▽

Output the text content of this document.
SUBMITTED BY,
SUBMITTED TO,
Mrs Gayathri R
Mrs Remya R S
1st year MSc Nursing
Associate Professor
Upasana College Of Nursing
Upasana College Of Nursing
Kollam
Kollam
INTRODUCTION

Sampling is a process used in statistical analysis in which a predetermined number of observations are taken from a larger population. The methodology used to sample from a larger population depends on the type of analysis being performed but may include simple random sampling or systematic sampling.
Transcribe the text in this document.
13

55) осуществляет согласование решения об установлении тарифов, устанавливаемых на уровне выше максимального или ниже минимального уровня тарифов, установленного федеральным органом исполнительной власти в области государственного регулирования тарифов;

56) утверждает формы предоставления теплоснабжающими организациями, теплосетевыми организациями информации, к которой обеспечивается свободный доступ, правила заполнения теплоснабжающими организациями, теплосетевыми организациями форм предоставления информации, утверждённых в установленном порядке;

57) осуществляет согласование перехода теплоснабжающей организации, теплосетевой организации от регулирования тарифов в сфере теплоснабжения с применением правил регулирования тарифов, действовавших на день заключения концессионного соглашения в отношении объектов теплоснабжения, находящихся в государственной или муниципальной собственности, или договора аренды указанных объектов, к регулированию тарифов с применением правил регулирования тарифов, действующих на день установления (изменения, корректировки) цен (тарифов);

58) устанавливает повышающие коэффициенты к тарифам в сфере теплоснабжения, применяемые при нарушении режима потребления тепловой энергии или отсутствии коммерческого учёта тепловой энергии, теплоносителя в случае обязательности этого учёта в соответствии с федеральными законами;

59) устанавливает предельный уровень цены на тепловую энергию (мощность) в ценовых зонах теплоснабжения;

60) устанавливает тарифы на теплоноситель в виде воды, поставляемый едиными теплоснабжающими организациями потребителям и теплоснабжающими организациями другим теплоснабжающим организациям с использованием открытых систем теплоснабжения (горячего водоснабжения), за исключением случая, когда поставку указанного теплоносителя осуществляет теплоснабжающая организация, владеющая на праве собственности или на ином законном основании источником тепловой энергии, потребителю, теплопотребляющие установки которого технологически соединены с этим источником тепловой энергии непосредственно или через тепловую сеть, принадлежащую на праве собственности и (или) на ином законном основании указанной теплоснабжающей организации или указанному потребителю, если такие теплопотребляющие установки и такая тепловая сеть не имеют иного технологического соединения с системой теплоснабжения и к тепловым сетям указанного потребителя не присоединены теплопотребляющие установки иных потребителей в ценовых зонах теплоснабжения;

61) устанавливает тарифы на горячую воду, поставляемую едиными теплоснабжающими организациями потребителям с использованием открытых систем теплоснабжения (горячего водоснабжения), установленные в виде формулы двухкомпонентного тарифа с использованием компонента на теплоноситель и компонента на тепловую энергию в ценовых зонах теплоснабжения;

△

## [Aim of the exercise]
Copy out every line where the word "this" occurs.

## [Complete output]
Output the text content of this document.
Transcribe the text in this document.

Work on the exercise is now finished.